*** RECORD LIST ***

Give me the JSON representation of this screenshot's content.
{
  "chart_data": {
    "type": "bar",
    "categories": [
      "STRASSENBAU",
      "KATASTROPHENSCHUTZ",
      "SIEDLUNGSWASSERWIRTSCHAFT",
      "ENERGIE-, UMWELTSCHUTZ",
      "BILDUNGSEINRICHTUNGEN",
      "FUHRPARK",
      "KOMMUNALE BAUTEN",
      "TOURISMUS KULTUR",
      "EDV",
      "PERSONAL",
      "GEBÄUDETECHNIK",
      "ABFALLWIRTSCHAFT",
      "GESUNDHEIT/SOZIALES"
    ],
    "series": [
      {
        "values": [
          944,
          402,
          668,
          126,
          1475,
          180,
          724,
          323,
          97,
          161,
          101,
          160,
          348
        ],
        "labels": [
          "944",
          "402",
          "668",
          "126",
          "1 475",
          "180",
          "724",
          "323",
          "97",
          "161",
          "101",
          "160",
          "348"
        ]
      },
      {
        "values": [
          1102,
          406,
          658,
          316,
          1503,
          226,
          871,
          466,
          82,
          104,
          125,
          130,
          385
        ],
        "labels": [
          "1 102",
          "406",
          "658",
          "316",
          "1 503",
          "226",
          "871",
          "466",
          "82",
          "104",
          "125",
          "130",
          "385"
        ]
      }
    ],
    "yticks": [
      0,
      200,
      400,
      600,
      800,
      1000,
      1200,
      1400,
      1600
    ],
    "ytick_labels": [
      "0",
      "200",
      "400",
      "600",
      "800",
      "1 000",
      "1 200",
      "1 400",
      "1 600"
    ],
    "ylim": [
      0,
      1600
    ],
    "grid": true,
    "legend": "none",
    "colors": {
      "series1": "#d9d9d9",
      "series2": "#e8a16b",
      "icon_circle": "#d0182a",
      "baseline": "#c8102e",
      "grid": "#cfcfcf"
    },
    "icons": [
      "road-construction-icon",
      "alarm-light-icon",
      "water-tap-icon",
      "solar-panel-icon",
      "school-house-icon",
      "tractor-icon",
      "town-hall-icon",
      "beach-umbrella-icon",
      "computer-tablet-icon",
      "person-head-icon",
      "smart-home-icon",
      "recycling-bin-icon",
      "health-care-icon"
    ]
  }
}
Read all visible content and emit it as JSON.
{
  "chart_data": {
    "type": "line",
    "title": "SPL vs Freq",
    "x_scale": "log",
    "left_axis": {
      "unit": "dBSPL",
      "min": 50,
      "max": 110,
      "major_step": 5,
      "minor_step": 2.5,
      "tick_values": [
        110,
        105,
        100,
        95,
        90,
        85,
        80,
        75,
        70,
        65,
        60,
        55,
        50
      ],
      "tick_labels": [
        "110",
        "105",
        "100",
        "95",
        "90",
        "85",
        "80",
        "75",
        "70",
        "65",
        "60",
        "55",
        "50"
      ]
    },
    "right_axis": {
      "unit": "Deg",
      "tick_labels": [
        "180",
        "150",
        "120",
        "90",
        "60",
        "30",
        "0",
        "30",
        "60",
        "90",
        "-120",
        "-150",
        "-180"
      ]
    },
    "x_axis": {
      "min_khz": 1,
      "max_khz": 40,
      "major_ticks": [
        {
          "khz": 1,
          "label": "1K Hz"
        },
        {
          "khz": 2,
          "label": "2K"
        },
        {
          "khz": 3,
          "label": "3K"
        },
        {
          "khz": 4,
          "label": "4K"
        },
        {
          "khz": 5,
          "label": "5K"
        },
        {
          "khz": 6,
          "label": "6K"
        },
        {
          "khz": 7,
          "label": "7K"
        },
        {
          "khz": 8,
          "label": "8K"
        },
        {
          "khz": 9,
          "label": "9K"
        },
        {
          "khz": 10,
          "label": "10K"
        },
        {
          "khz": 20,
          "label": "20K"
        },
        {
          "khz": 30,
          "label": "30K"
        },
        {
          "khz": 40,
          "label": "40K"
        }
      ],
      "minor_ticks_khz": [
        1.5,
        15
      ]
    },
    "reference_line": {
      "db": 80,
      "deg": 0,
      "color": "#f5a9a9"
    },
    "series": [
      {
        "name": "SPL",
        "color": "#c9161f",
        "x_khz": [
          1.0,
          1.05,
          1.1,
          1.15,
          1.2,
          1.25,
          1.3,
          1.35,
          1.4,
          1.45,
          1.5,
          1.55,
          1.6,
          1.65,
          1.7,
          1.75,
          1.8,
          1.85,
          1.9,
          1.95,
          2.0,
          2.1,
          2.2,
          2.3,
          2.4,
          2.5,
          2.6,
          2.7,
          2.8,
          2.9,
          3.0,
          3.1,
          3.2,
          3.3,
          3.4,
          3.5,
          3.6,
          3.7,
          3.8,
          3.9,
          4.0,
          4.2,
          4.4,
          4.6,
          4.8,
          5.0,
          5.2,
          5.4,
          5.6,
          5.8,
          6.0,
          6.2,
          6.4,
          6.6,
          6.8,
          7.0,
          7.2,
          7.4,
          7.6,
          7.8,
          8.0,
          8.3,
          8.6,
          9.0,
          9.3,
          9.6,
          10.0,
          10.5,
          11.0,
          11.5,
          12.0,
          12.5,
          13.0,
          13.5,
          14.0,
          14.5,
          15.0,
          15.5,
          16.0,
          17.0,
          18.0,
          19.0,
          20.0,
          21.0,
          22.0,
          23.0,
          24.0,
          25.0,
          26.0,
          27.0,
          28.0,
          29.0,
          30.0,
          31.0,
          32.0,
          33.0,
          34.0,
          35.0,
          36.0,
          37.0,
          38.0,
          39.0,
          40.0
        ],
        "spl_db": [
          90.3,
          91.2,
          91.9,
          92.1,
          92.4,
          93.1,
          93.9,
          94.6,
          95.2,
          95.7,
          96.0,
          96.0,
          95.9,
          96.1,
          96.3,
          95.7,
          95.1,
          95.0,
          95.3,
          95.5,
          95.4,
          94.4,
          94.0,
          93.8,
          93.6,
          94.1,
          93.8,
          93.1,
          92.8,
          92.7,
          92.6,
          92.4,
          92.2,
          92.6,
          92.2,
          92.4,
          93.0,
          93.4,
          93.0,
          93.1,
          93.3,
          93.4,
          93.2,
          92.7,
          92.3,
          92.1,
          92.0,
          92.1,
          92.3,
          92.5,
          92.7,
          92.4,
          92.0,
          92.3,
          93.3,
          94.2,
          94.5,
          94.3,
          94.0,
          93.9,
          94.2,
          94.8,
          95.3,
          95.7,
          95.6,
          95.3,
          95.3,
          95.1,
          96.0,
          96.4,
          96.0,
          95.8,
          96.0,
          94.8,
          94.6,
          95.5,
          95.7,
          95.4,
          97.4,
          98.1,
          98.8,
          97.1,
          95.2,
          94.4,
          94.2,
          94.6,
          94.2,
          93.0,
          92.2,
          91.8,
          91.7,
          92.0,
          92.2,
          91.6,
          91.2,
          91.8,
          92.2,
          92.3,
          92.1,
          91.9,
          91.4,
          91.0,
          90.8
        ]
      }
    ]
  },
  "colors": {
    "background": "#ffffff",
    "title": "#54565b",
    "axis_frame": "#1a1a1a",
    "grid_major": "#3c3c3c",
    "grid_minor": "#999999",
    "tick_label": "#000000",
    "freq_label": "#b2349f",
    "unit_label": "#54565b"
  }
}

***

Reproduce the whole listing word for word.

Give me the JSON representation of this screenshot's content.
{
  "chart_data": {
    "type": "bar",
    "categories": [
      "STRASSENBAU",
      "KATASTROPHENSCHUTZ",
      "SIEDLUNGSWASSERWIRTSCHAFT",
      "ENERGIE-, UMWELTSCHUTZ",
      "BILDUNGSEINRICHTUNGEN",
      "FUHRPARK",
      "KOMMUNALE BAUTEN",
      "TOURISMUS KULTUR",
      "EDV",
      "PERSONAL",
      "GEBÄUDETECHNIK",
      "ABFALLWIRTSCHAFT",
      "GESUNDHEIT/SOZIALES"
    ],
    "series": [
      {
        "values": [
          944,
          402,
          668,
          126,
          1475,
          180,
          724,
          323,
          97,
          161,
          101,
          160,
          348
        ],
        "labels": [
          "944",
          "402",
          "668",
          "126",
          "1 475",
          "180",
          "724",
          "323",
          "97",
          "161",
          "101",
          "160",
          "348"
        ]
      },
      {
        "values": [
          1102,
          406,
          658,
          316,
          1503,
          226,
          871,
          466,
          82,
          104,
          125,
          130,
          385
        ],
        "labels": [
          "1 102",
          "406",
          "658",
          "316",
          "1 503",
          "226",
          "871",
          "466",
          "82",
          "104",
          "125",
          "130",
          "385"
        ]
      }
    ],
    "yticks": [
      0,
      200,
      400,
      600,
      800,
      1000,
      1200,
      1400,
      1600
    ],
    "ytick_labels": [
      "0",
      "200",
      "400",
      "600",
      "800",
      "1 000",
      "1 200",
      "1 400",
      "1 600"
    ],
    "ylim": [
      0,
      1600
    ],
    "grid": true,
    "legend": "none",
    "colors": {
      "series1": "#d9d9d9",
      "series2": "#e8a16b",
      "icon_circle": "#d0182a",
      "baseline": "#c8102e",
      "grid": "#cfcfcf"
    },
    "icons": [
      "road-construction-icon",
      "alarm-light-icon",
      "water-tap-icon",
      "solar-panel-icon",
      "school-house-icon",
      "tractor-icon",
      "town-hall-icon",
      "beach-umbrella-icon",
      "computer-tablet-icon",
      "person-head-icon",
      "smart-home-icon",
      "recycling-bin-icon",
      "health-care-icon"
    ]
  }
}
Read all visible content and emit it as JSON.
{
  "chart_data": {
    "type": "line",
    "title": "SPL vs Freq",
    "x_scale": "log",
    "left_axis": {
      "unit": "dBSPL",
      "min": 50,
      "max": 110,
      "major_step": 5,
      "minor_step": 2.5,
      "tick_values": [
        110,
        105,
        100,
        95,
        90,
        85,
        80,
        75,
        70,
        65,
        60,
        55,
        50
      ],
      "tick_labels": [
        "110",
        "105",
        "100",
        "95",
        "90",
        "85",
        "80",
        "75",
        "70",
        "65",
        "60",
        "55",
        "50"
      ]
    },
    "right_axis": {
      "unit": "Deg",
      "tick_labels": [
        "180",
        "150",
        "120",
        "90",
        "60",
        "30",
        "0",
        "30",
        "60",
        "90",
        "-120",
        "-150",
        "-180"
      ]
    },
    "x_axis": {
      "min_khz": 1,
      "max_khz": 40,
      "major_ticks": [
        {
          "khz": 1,
          "label": "1K Hz"
        },
        {
          "khz": 2,
          "label": "2K"
        },
        {
          "khz": 3,
          "label": "3K"
        },
        {
          "khz": 4,
          "label": "4K"
        },
        {
          "khz": 5,
          "label": "5K"
        },
        {
          "khz": 6,
          "label": "6K"
        },
        {
          "khz": 7,
          "label": "7K"
        },
        {
          "khz": 8,
          "label": "8K"
        },
        {
          "khz": 9,
          "label": "9K"
        },
        {
          "khz": 10,
          "label": "10K"
        },
        {
          "khz": 20,
          "label": "20K"
        },
        {
          "khz": 30,
          "label": "30K"
        },
        {
          "khz": 40,
          "label": "40K"
        }
      ],
      "minor_ticks_khz": [
        1.5,
        15
      ]
    },
    "reference_line": {
      "db": 80,
      "deg": 0,
      "color": "#f5a9a9"
    },
    "series": [
      {
        "name": "SPL",
        "color": "#c9161f",
        "x_khz": [
          1.0,
          1.05,
          1.1,
          1.15,
          1.2,
          1.25,
          1.3,
          1.35,
          1.4,
          1.45,
          1.5,
          1.55,
          1.6,
          1.65,
          1.7,
          1.75,
          1.8,
          1.85,
          1.9,
          1.95,
          2.0,
          2.1,
          2.2,
          2.3,
          2.4,
          2.5,
          2.6,
          2.7,
          2.8,
          2.9,
          3.0,
          3.1,
          3.2,
          3.3,
          3.4,
          3.5,
          3.6,
          3.7,
          3.8,
          3.9,
          4.0,
          4.2,
          4.4,
          4.6,
          4.8,
          5.0,
          5.2,
          5.4,
          5.6,
          5.8,
          6.0,
          6.2,
          6.4,
          6.6,
          6.8,
          7.0,
          7.2,
          7.4,
          7.6,
          7.8,
          8.0,
          8.3,
          8.6,
          9.0,
          9.3,
          9.6,
          10.0,
          10.5,
          11.0,
          11.5,
          12.0,
          12.5,
          13.0,
          13.5,
          14.0,
          14.5,
          15.0,
          15.5,
          16.0,
          17.0,
          18.0,
          19.0,
          20.0,
          21.0,
          22.0,
          23.0,
          24.0,
          25.0,
          26.0,
          27.0,
          28.0,
          29.0,
          30.0,
          31.0,
          32.0,
          33.0,
          34.0,
          35.0,
          36.0,
          37.0,
          38.0,
          39.0,
          40.0
        ],
        "spl_db": [
          90.3,
          91.2,
          91.9,
          92.1,
          92.4,
          93.1,
          93.9,
          94.6,
          95.2,
          95.7,
          96.0,
          96.0,
          95.9,
          96.1,
          96.3,
          95.7,
          95.1,
          95.0,
          95.3,
          95.5,
          95.4,
          94.4,
          94.0,
          93.8,
          93.6,
          94.1,
          93.8,
          93.1,
          92.8,
          92.7,
          92.6,
          92.4,
          92.2,
          92.6,
          92.2,
          92.4,
          93.0,
          93.4,
          93.0,
          93.1,
          93.3,
          93.4,
          93.2,
          92.7,
          92.3,
          92.1,
          92.0,
          92.1,
          92.3,
          92.5,
          92.7,
          92.4,
          92.0,
          92.3,
          93.3,
          94.2,
          94.5,
          94.3,
          94.0,
          93.9,
          94.2,
          94.8,
          95.3,
          95.7,
          95.6,
          95.3,
          95.3,
          95.1,
          96.0,
          96.4,
          96.0,
          95.8,
          96.0,
          94.8,
          94.6,
          95.5,
          95.7,
          95.4,
          97.4,
          98.1,
          98.8,
          97.1,
          95.2,
          94.4,
          94.2,
          94.6,
          94.2,
          93.0,
          92.2,
          91.8,
          91.7,
          92.0,
          92.2,
          91.6,
          91.2,
          91.8,
          92.2,
          92.3,
          92.1,
          91.9,
          91.4,
          91.0,
          90.8
        ]
      }
    ]
  },
  "colors": {
    "background": "#ffffff",
    "title": "#54565b",
    "axis_frame": "#1a1a1a",
    "grid_major": "#3c3c3c",
    "grid_minor": "#999999",
    "tick_label": "#000000",
    "freq_label": "#b2349f",
    "unit_label": "#54565b"
  }
}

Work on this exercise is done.